● **Requirement**
Reproduce the listing below in full and without alteration, apart from its pictures.

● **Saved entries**
## Start
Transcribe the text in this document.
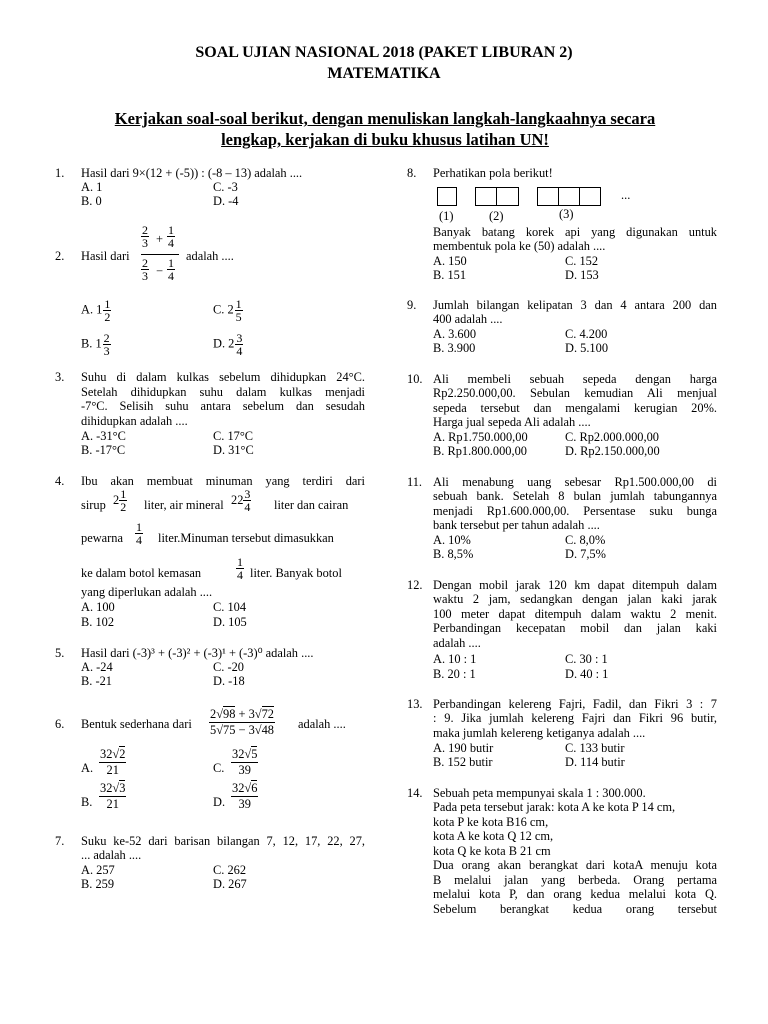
SOAL UJIAN NASIONAL 2018 (PAKET LIBURAN 2)
MATEMATIKA
Kerjakan soal-soal berikut, dengan menuliskan langkah-langkaahnya secara
lengkap, kerjakan di buku khusus latihan UN!
1. Hasil dari 9×(12 + (-5)) : (-8 – 13) adalah ....
A. 1	C. -3
B. 0	D. -4
2. Hasil dari
$\frac{2}{3} + \frac{1}{4}$
$\frac{2}{3} - \frac{1}{4}$
adalah ....
A. $1 \frac{1}{2}$	C. $2 \frac{1}{5}$
B. $1 \frac{2}{3}$	D. $2 \frac{3}{4}$
3. Suhu di dalam kulkas sebelum dihidupkan 24°C.
Setelah dihidupkan suhu dalam kulkas menjadi
-7°C. Selisih suhu antara sebelum dan sesudah
dihidupkan adalah ....
A. -31°C	C. 17°C
B. -17°C	D. 31°C
4. Ibu akan membuat minuman yang terdiri dari
sirup $2 \frac{1}{2}$ liter, air mineral $22 \frac{3}{4}$ liter dan cairan
pewarna $\frac{1}{4}$ liter.Minuman tersebut dimasukkan
ke dalam botol kemasan	$\frac{1}{4}$ liter. Banyak botol
yang diperlukan adalah ....
A. 100	C. 104
B. 102	D. 105
5. Hasil dari (-3)³ + (-3)² + (-3)¹ + (-3)⁰ adalah ....
A. -24	C. -20
B. -21	D. -18
6. Bentuk sederhana dari $\frac{2√98 + 3√72}{5√75 - 3√48}$ adalah ....
A. $\frac{32√2}{21}$	C. $\frac{32√5}{39}$
B. $\frac{32√3}{21}$	D. $\frac{32√6}{39}$
7. Suku ke-52 dari barisan bilangan 7, 12, 17, 22, 27,
... adalah ....
A. 257	C. 262
B. 259	D. 267
8. Perhatikan pola berikut!
...
(1)	(2)	(3)
Banyak batang korek api yang digunakan untuk
membentuk pola ke (50) adalah ....
A. 150	C. 152
B. 151	D. 153
9. Jumlah bilangan kelipatan 3 dan 4 antara 200 dan
400 adalah ....
A. 3.600	C. 4.200
B. 3.900	D. 5.100
10. Ali membeli sebuah sepeda dengan harga
Rp2.250.000,00. Sebulan kemudian Ali menjual
sepeda tersebut dan mengalami kerugian 20%.
Harga jual sepeda Ali adalah ....
A. Rp1.750.000,00	C. Rp2.000.000,00
B. Rp1.800.000,00	D. Rp2.150.000,00
11. Ali menabung uang sebesar Rp1.500.000,00 di
sebuah bank. Setelah 8 bulan jumlah tabungannya
menjadi Rp1.600.000,00. Persentase suku bunga
bank tersebut per tahun adalah ....
A. 10%	C. 8,0%
B. 8,5%	D. 7,5%
12. Dengan mobil jarak 120 km dapat ditempuh dalam
waktu 2 jam, sedangkan dengan jalan kaki jarak
100 meter dapat ditempuh dalam waktu 2 menit.
Perbandingan kecepatan mobil dan jalan kaki
adalah ....
A. 10 : 1	C. 30 : 1
B. 20 : 1	D. 40 : 1
13. Perbandingan kelereng Fajri, Fadil, dan Fikri 3 : 7
: 9. Jika jumlah kelereng Fajri dan Fikri 96 butir,
maka jumlah kelereng ketiganya adalah ....
A. 190 butir	C. 133 butir
B. 152 butir	D. 114 butir
14. Sebuah peta mempunyai skala 1 : 300.000.
Pada peta tersebut jarak: kota A ke kota P 14 cm,
kota P ke kota B16 cm,
kota A ke kota Q 12 cm,
kota Q ke kota B 21 cm
Dua orang akan berangkat dari kotaA menuju kota
B melalui jalan yang berbeda. Orang pertama
melalui kota P, dan orang kedua melalui kota Q.
Sebelum berangkat kedua orang tersebut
## End
● **Result**
Transcribe the text in this document.
SOAL UJIAN NASIONAL 2018 (PAKET LIBURAN 2)
MATEMATIKA
Kerjakan soal-soal berikut, dengan menuliskan langkah-langkaahnya secara
lengkap, kerjakan di buku khusus latihan UN!
1. Hasil dari 9×(12 + (-5)) : (-8 – 13) adalah ....
A. 1	C. -3
B. 0	D. -4
2. Hasil dari
$\frac{2}{3} + \frac{1}{4}$
$\frac{2}{3} - \frac{1}{4}$
adalah ....
A. $1 \frac{1}{2}$	C. $2 \frac{1}{5}$
B. $1 \frac{2}{3}$	D. $2 \frac{3}{4}$
3. Suhu di dalam kulkas sebelum dihidupkan 24°C.
Setelah dihidupkan suhu dalam kulkas menjadi
-7°C. Selisih suhu antara sebelum dan sesudah
dihidupkan adalah ....
A. -31°C	C. 17°C
B. -17°C	D. 31°C
4. Ibu akan membuat minuman yang terdiri dari
sirup $2 \frac{1}{2}$ liter, air mineral $22 \frac{3}{4}$ liter dan cairan
pewarna $\frac{1}{4}$ liter.Minuman tersebut dimasukkan
ke dalam botol kemasan	$\frac{1}{4}$ liter. Banyak botol
yang diperlukan adalah ....
A. 100	C. 104
B. 102	D. 105
5. Hasil dari (-3)³ + (-3)² + (-3)¹ + (-3)⁰ adalah ....
A. -24	C. -20
B. -21	D. -18
6. Bentuk sederhana dari $\frac{2√98 + 3√72}{5√75 - 3√48}$ adalah ....
A. $\frac{32√2}{21}$	C. $\frac{32√5}{39}$
B. $\frac{32√3}{21}$	D. $\frac{32√6}{39}$
7. Suku ke-52 dari barisan bilangan 7, 12, 17, 22, 27,
... adalah ....
A. 257	C. 262
B. 259	D. 267
8. Perhatikan pola berikut!
...
(1)	(2)	(3)
Banyak batang korek api yang digunakan untuk
membentuk pola ke (50) adalah ....
A. 150	C. 152
B. 151	D. 153
9. Jumlah bilangan kelipatan 3 dan 4 antara 200 dan
400 adalah ....
A. 3.600	C. 4.200
B. 3.900	D. 5.100
10. Ali membeli sebuah sepeda dengan harga
Rp2.250.000,00. Sebulan kemudian Ali menjual
sepeda tersebut dan mengalami kerugian 20%.
Harga jual sepeda Ali adalah ....
A. Rp1.750.000,00	C. Rp2.000.000,00
B. Rp1.800.000,00	D. Rp2.150.000,00
11. Ali menabung uang sebesar Rp1.500.000,00 di
sebuah bank. Setelah 8 bulan jumlah tabungannya
menjadi Rp1.600.000,00. Persentase suku bunga
bank tersebut per tahun adalah ....
A. 10%	C. 8,0%
B. 8,5%	D. 7,5%
12. Dengan mobil jarak 120 km dapat ditempuh dalam
waktu 2 jam, sedangkan dengan jalan kaki jarak
100 meter dapat ditempuh dalam waktu 2 menit.
Perbandingan kecepatan mobil dan jalan kaki
adalah ....
A. 10 : 1	C. 30 : 1
B. 20 : 1	D. 40 : 1
13. Perbandingan kelereng Fajri, Fadil, dan Fikri 3 : 7
: 9. Jika jumlah kelereng Fajri dan Fikri 96 butir,
maka jumlah kelereng ketiganya adalah ....
A. 190 butir	C. 133 butir
B. 152 butir	D. 114 butir
14. Sebuah peta mempunyai skala 1 : 300.000.
Pada peta tersebut jarak: kota A ke kota P 14 cm,
kota P ke kota B16 cm,
kota A ke kota Q 12 cm,
kota Q ke kota B 21 cm
Dua orang akan berangkat dari kotaA menuju kota
B melalui jalan yang berbeda. Orang pertama
melalui kota P, dan orang kedua melalui kota Q.
Sebelum berangkat kedua orang tersebut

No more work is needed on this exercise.